Keep only the lines of the data below that contain "actual", and copy them.

— Start of INFORMATION GIVEN —

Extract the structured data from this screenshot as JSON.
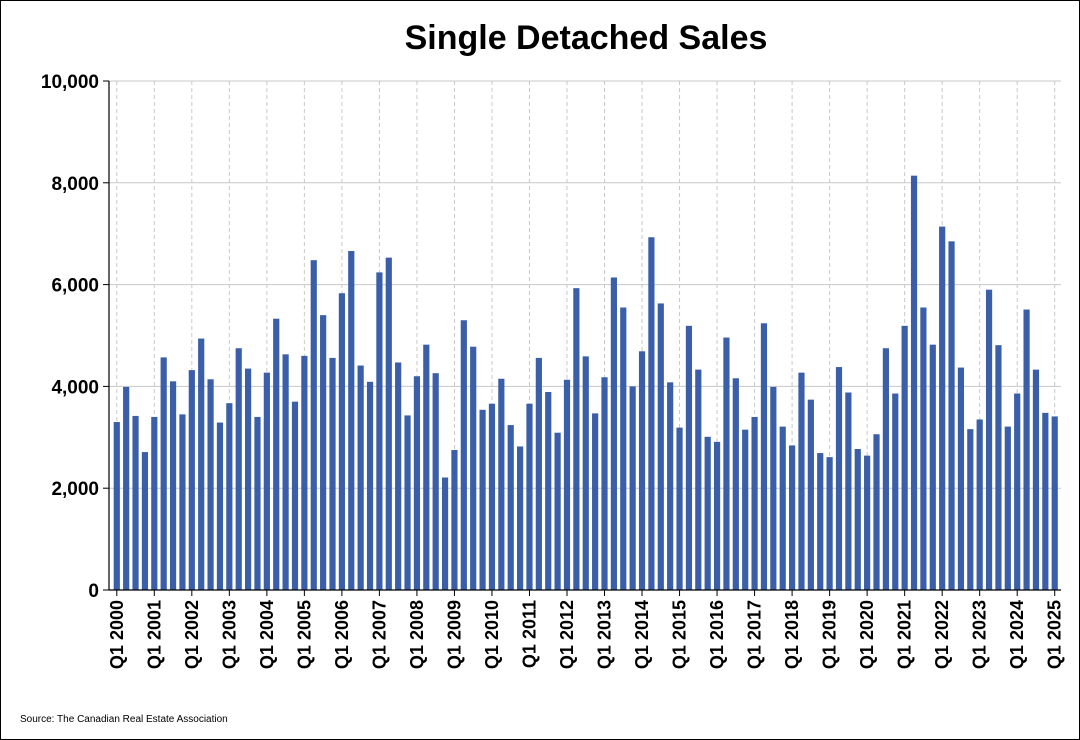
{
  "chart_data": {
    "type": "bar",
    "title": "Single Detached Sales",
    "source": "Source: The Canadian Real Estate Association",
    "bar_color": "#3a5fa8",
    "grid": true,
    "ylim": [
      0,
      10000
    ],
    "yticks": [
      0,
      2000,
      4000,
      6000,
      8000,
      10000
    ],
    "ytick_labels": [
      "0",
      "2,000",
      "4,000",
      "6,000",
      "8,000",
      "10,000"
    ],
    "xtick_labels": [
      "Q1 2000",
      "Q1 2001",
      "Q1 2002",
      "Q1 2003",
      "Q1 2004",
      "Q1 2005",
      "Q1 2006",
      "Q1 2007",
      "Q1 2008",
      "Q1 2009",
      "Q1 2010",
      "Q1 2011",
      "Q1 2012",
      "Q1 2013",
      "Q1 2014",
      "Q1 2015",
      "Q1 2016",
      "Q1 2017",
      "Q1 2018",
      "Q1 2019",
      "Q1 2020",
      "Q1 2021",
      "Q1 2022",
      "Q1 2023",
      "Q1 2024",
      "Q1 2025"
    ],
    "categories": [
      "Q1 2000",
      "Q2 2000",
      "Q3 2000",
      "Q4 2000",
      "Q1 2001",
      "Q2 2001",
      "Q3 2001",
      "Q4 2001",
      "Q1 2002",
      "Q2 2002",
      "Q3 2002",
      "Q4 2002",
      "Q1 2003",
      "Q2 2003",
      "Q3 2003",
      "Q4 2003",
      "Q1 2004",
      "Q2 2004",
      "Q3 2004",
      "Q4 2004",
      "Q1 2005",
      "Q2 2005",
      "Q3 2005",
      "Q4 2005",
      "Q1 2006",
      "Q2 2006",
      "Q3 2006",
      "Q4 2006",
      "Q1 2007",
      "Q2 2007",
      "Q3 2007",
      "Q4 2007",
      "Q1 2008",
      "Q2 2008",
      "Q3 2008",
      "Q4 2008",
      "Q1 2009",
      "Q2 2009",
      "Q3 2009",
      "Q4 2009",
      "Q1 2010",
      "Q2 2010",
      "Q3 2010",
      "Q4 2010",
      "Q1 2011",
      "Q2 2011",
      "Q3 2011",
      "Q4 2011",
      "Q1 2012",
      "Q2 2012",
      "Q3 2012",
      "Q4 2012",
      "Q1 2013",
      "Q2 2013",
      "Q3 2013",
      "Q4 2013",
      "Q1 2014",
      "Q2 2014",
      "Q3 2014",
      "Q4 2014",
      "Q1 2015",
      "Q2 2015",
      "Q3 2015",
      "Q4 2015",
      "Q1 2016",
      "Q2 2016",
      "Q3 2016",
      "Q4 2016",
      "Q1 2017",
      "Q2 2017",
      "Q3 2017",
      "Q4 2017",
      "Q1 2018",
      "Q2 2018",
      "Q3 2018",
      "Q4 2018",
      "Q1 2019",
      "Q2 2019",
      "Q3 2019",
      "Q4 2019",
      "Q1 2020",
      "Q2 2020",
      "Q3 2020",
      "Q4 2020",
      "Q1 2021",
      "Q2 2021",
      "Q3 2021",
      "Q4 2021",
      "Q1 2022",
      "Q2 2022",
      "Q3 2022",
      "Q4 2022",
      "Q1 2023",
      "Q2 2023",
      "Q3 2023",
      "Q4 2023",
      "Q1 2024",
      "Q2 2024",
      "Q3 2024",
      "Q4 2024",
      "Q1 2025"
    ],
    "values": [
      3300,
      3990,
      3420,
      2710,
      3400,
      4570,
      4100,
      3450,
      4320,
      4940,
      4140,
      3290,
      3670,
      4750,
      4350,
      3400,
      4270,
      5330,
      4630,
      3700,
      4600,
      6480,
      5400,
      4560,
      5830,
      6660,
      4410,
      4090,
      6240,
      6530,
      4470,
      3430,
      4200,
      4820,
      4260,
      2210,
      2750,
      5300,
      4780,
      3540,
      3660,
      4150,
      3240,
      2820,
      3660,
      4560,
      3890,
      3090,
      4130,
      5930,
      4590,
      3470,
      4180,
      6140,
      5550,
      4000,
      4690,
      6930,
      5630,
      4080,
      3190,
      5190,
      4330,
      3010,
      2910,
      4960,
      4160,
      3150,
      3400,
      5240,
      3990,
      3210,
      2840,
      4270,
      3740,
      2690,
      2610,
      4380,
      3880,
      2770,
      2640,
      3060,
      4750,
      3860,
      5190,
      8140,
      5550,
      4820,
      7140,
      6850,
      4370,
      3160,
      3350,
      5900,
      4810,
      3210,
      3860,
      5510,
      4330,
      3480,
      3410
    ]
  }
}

— End of INFORMATION GIVEN —
— Start of INFORMATION GIVEN —

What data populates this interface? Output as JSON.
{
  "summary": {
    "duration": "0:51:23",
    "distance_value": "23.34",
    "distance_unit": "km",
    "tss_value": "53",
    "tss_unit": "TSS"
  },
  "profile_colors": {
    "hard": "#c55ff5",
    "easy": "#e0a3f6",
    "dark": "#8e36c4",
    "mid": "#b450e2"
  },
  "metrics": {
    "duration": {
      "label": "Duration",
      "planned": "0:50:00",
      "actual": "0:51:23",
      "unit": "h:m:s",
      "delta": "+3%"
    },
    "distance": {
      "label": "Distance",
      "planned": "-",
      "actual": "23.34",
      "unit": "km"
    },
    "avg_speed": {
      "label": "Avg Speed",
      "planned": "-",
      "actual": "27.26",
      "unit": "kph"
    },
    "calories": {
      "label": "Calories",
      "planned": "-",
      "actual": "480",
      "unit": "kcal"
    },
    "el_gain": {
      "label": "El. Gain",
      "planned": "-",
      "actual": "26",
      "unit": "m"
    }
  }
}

— End of INFORMATION GIVEN —

### RESPONSE TO THE EXERCISE:
      "actual": "0:51:23",
      "actual": "23.34",
      "actual": "27.26",
      "actual": "480",
      "actual": "26",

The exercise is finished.